Requirement ->
Restate the data exactly as given and keep the pictures out.

Material for this task ->

☆ ☆ ☆ ☆ ☆

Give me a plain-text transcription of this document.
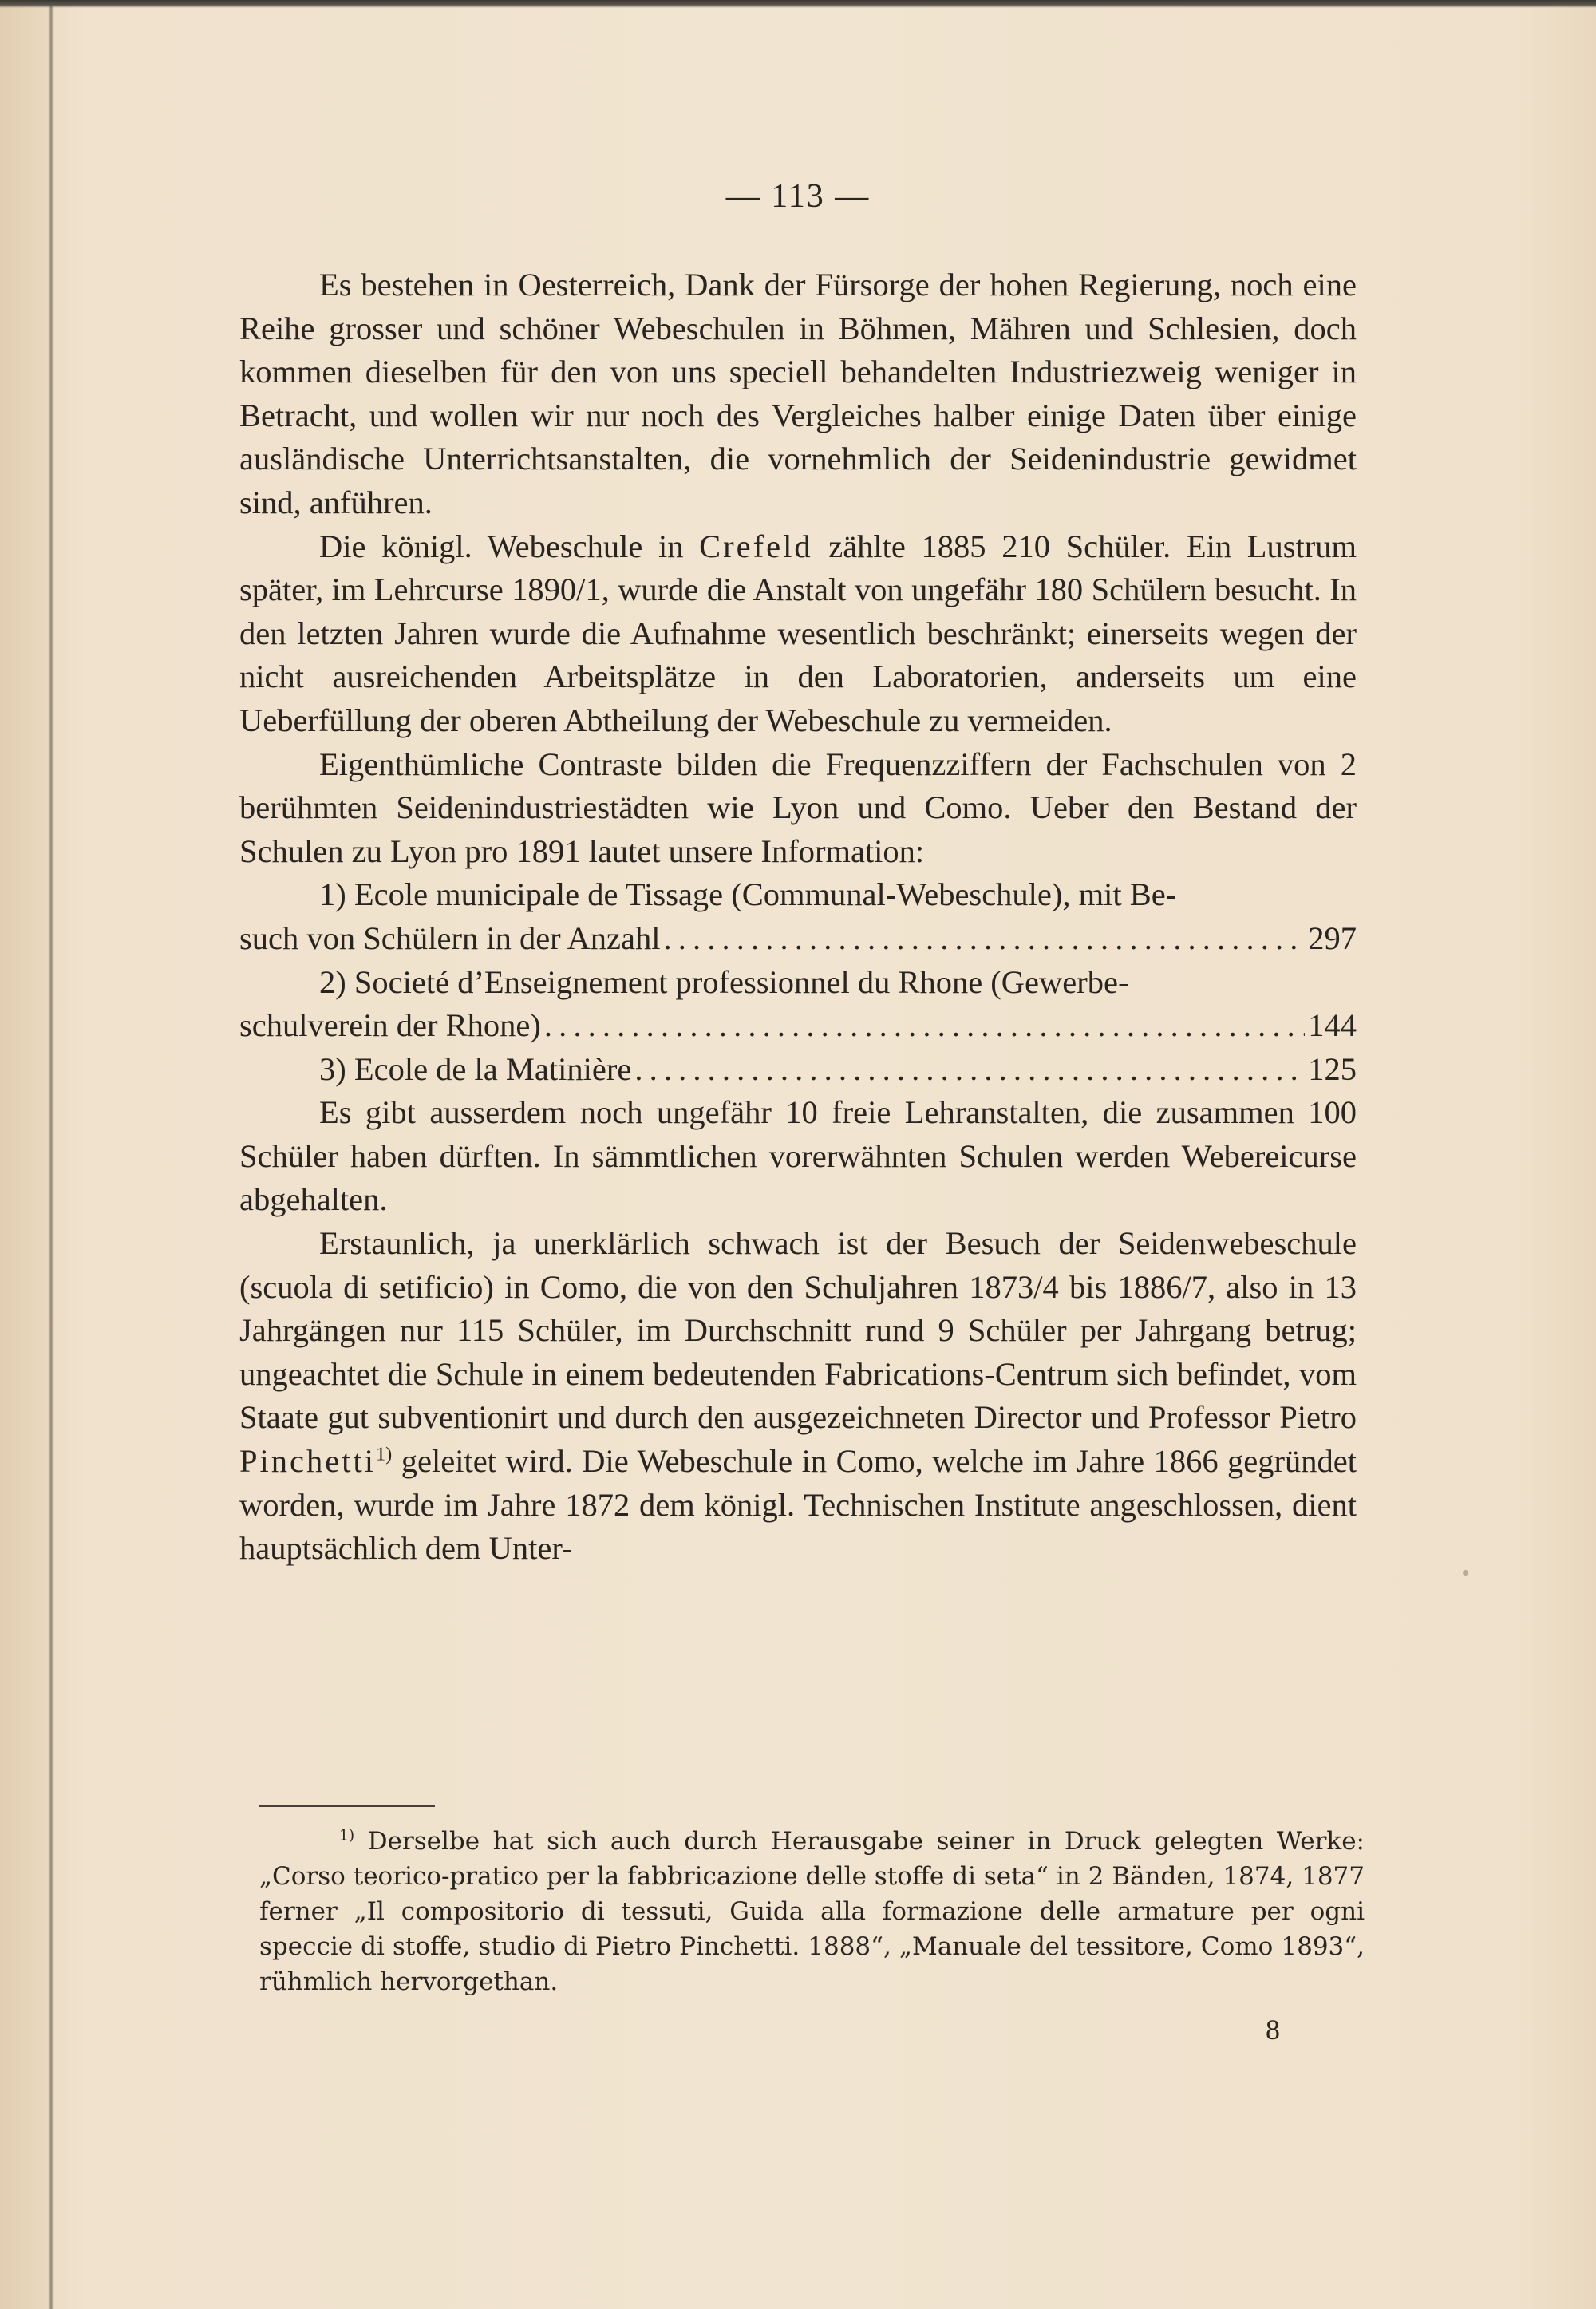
— 113 —

Es bestehen in Oesterreich, Dank der Fürsorge der hohen Regierung, noch eine Reihe grosser und schöner Webeschulen in Böhmen, Mähren und Schlesien, doch kommen dieselben für den von uns speciell behandelten Industriezweig weniger in Betracht, und wollen wir nur noch des Vergleiches halber einige Daten über einige ausländische Unterrichtsanstalten, die vornehmlich der Seidenindustrie gewidmet sind, anführen.

Die königl. Webeschule in Crefeld zählte 1885 210 Schüler. Ein Lustrum später, im Lehrcurse 1890/1, wurde die Anstalt von ungefähr 180 Schülern besucht. In den letzten Jahren wurde die Aufnahme wesentlich beschränkt; einerseits wegen der nicht ausreichenden Arbeitsplätze in den Laboratorien, anderseits um eine Ueberfüllung der oberen Abtheilung der Webeschule zu vermeiden.

Eigenthümliche Contraste bilden die Frequenzziffern der Fachschulen von 2 berühmten Seidenindustriestädten wie Lyon und Como. Ueber den Bestand der Schulen zu Lyon pro 1891 lautet unsere Information:

1) Ecole municipale de Tissage (Communal-Webeschule), mit Be-

such von Schülern in der Anzahl . . .	297

2) Societé d’Enseignement professionnel du Rhone (Gewerbe-

schulverein der Rhone) . . .	144
3) Ecole de la Matinière . . .	125

Es gibt ausserdem noch ungefähr 10 freie Lehranstalten, die zusammen 100 Schüler haben dürften. In sämmtlichen vorerwähnten Schulen werden Webereicurse abgehalten.

Erstaunlich, ja unerklärlich schwach ist der Besuch der Seidenwebeschule (scuola di setificio) in Como, die von den Schuljahren 1873/4 bis 1886/7, also in 13 Jahrgängen nur 115 Schüler, im Durchschnitt rund 9 Schüler per Jahrgang betrug; ungeachtet die Schule in einem bedeutenden Fabrications-Centrum sich befindet, vom Staate gut subventionirt und durch den ausgezeichneten Director und Professor Pietro Pinchetti$^{1)}$ geleitet wird. Die Webeschule in Como, welche im Jahre 1866 gegründet worden, wurde im Jahre 1872 dem königl. Technischen Institute angeschlossen, dient hauptsächlich dem Unter-

$^{1)}$ Derselbe hat sich auch durch Herausgabe seiner in Druck gelegten Werke: „Corso teorico-pratico per la fabbricazione delle stoffe di seta“ in 2 Bänden, 1874, 1877 ferner „Il compositorio di tessuti, Guida alla formazione delle armature per ogni speccie di stoffe, studio di Pietro Pinchetti. 1888“, „Manuale del tessitore, Como 1893“, rühmlich hervorgethan.

8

☆ ☆ ☆ ☆ ☆

Exercise solution ->
Give me a plain-text transcription of this document.
— 113 —

Es bestehen in Oesterreich, Dank der Fürsorge der hohen Regierung, noch eine Reihe grosser und schöner Webeschulen in Böhmen, Mähren und Schlesien, doch kommen dieselben für den von uns speciell behandelten Industriezweig weniger in Betracht, und wollen wir nur noch des Vergleiches halber einige Daten über einige ausländische Unterrichtsanstalten, die vornehmlich der Seidenindustrie gewidmet sind, anführen.

Die königl. Webeschule in Crefeld zählte 1885 210 Schüler. Ein Lustrum später, im Lehrcurse 1890/1, wurde die Anstalt von ungefähr 180 Schülern besucht. In den letzten Jahren wurde die Aufnahme wesentlich beschränkt; einerseits wegen der nicht ausreichenden Arbeitsplätze in den Laboratorien, anderseits um eine Ueberfüllung der oberen Abtheilung der Webeschule zu vermeiden.

Eigenthümliche Contraste bilden die Frequenzziffern der Fachschulen von 2 berühmten Seidenindustriestädten wie Lyon und Como. Ueber den Bestand der Schulen zu Lyon pro 1891 lautet unsere Information:

1) Ecole municipale de Tissage (Communal-Webeschule), mit Be-

such von Schülern in der Anzahl . . .	297

2) Societé d’Enseignement professionnel du Rhone (Gewerbe-

schulverein der Rhone) . . .	144
3) Ecole de la Matinière . . .	125

Es gibt ausserdem noch ungefähr 10 freie Lehranstalten, die zusammen 100 Schüler haben dürften. In sämmtlichen vorerwähnten Schulen werden Webereicurse abgehalten.

Erstaunlich, ja unerklärlich schwach ist der Besuch der Seidenwebeschule (scuola di setificio) in Como, die von den Schuljahren 1873/4 bis 1886/7, also in 13 Jahrgängen nur 115 Schüler, im Durchschnitt rund 9 Schüler per Jahrgang betrug; ungeachtet die Schule in einem bedeutenden Fabrications-Centrum sich befindet, vom Staate gut subventionirt und durch den ausgezeichneten Director und Professor Pietro Pinchetti$^{1)}$ geleitet wird. Die Webeschule in Como, welche im Jahre 1866 gegründet worden, wurde im Jahre 1872 dem königl. Technischen Institute angeschlossen, dient hauptsächlich dem Unter-

$^{1)}$ Derselbe hat sich auch durch Herausgabe seiner in Druck gelegten Werke: „Corso teorico-pratico per la fabbricazione delle stoffe di seta“ in 2 Bänden, 1874, 1877 ferner „Il compositorio di tessuti, Guida alla formazione delle armature per ogni speccie di stoffe, studio di Pietro Pinchetti. 1888“, „Manuale del tessitore, Como 1893“, rühmlich hervorgethan.

8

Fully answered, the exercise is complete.